Stated task: Print, exactly and completely, every entry in the data.

_ _ _ _

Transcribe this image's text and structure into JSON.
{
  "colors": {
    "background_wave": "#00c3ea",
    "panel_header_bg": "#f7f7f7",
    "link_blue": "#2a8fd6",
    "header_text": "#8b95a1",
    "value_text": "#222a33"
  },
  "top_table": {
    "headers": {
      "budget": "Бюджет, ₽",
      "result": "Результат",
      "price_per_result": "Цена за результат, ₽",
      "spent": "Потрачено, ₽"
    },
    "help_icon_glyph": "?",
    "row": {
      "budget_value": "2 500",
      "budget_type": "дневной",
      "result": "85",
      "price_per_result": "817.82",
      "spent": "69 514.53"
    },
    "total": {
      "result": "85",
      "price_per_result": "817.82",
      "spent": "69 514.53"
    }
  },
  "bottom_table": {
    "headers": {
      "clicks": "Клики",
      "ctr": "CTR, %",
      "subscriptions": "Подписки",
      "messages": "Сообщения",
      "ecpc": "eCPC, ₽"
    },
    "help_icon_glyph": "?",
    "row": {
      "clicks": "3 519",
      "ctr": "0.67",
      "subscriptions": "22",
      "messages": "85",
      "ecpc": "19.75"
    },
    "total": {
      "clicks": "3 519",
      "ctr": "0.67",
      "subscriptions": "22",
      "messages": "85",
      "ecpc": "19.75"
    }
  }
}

_ _ _ _

Exercise answer:
Transcribe this image's text and structure into JSON.
{
  "colors": {
    "background_wave": "#00c3ea",
    "panel_header_bg": "#f7f7f7",
    "link_blue": "#2a8fd6",
    "header_text": "#8b95a1",
    "value_text": "#222a33"
  },
  "top_table": {
    "headers": {
      "budget": "Бюджет, ₽",
      "result": "Результат",
      "price_per_result": "Цена за результат, ₽",
      "spent": "Потрачено, ₽"
    },
    "help_icon_glyph": "?",
    "row": {
      "budget_value": "2 500",
      "budget_type": "дневной",
      "result": "85",
      "price_per_result": "817.82",
      "spent": "69 514.53"
    },
    "total": {
      "result": "85",
      "price_per_result": "817.82",
      "spent": "69 514.53"
    }
  },
  "bottom_table": {
    "headers": {
      "clicks": "Клики",
      "ctr": "CTR, %",
      "subscriptions": "Подписки",
      "messages": "Сообщения",
      "ecpc": "eCPC, ₽"
    },
    "help_icon_glyph": "?",
    "row": {
      "clicks": "3 519",
      "ctr": "0.67",
      "subscriptions": "22",
      "messages": "85",
      "ecpc": "19.75"
    },
    "total": {
      "clicks": "3 519",
      "ctr": "0.67",
      "subscriptions": "22",
      "messages": "85",
      "ecpc": "19.75"
    }
  }
}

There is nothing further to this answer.